** Start Records provided **

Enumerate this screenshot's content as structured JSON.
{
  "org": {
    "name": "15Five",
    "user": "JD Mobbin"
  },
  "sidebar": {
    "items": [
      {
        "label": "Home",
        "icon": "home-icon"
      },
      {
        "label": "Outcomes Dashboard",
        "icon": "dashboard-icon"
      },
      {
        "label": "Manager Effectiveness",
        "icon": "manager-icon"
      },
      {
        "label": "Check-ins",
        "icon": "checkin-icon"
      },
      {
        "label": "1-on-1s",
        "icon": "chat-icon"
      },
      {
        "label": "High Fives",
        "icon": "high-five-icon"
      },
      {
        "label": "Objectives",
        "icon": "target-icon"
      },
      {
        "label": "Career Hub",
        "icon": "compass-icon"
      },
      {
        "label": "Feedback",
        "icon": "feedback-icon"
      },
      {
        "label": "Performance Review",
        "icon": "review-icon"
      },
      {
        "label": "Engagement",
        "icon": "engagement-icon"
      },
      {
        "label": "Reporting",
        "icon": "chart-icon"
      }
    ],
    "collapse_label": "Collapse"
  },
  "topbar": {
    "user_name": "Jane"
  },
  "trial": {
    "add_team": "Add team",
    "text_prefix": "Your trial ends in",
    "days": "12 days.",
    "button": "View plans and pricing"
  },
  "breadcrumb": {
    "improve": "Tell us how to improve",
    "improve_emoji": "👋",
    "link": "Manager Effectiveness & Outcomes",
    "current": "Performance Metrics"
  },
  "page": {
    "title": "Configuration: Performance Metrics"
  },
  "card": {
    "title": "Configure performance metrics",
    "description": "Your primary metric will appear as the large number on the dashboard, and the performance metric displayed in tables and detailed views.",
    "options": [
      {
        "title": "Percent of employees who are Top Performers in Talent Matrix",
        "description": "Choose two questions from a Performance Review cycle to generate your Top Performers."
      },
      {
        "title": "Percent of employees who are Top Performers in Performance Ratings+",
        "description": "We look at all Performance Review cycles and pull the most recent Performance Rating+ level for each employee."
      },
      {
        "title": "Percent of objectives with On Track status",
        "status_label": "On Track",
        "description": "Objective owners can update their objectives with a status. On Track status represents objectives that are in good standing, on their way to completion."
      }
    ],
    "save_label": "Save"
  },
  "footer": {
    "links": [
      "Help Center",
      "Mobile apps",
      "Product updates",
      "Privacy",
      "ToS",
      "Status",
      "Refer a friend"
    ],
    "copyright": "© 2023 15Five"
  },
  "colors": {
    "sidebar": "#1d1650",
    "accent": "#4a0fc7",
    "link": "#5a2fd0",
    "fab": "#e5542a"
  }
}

** End Records provided **

Given exercise :: From the records, copy every line that has the string "Outcomes" in it.

The solution ::
        "label": "Outcomes Dashboard",
    "link": "Manager Effectiveness & Outcomes",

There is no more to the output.